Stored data
****************************************

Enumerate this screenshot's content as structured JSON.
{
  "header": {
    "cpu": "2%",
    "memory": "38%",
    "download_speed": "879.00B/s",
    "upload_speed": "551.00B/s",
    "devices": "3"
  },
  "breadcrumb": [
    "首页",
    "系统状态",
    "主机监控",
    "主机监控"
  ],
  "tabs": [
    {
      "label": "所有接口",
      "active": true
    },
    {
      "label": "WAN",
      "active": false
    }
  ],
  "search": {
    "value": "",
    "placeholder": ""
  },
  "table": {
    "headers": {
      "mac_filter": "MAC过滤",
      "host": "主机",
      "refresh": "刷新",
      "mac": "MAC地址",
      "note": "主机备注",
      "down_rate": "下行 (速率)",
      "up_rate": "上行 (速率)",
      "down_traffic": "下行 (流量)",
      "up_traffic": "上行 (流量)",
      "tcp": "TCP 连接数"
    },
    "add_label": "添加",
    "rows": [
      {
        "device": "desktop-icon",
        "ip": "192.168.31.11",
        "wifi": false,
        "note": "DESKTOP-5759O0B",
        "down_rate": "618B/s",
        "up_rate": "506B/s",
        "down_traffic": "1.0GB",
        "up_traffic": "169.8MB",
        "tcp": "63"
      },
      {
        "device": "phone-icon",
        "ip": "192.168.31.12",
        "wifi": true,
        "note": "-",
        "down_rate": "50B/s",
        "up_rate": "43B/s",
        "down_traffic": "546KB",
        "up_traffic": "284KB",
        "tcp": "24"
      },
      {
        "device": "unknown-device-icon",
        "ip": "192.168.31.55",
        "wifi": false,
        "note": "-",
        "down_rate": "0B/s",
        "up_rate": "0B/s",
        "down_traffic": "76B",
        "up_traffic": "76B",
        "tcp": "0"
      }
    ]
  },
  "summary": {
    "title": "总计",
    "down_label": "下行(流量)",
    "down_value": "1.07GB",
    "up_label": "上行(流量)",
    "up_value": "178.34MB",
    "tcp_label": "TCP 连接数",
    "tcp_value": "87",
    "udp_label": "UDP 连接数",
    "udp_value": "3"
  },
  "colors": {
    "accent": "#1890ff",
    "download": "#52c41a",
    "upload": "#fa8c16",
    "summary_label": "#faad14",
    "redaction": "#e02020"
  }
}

****************************************

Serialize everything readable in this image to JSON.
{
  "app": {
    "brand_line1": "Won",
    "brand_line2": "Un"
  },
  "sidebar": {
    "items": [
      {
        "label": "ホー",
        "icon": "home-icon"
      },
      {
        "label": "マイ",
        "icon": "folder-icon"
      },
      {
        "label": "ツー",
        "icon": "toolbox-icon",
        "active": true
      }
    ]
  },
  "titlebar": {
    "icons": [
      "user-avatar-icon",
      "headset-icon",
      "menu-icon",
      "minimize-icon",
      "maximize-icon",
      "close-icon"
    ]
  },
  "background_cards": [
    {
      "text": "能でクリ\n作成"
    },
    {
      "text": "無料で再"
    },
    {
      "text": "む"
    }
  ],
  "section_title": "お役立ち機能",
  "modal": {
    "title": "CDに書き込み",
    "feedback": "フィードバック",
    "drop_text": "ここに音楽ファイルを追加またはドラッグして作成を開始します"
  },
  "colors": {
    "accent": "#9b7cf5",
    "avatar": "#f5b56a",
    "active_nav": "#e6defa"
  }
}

****************************************

### What is expected:
Of the lines in the data, how many contain the word "JSON"? Provide the number and nothing further.

### Answer to the exercise:
2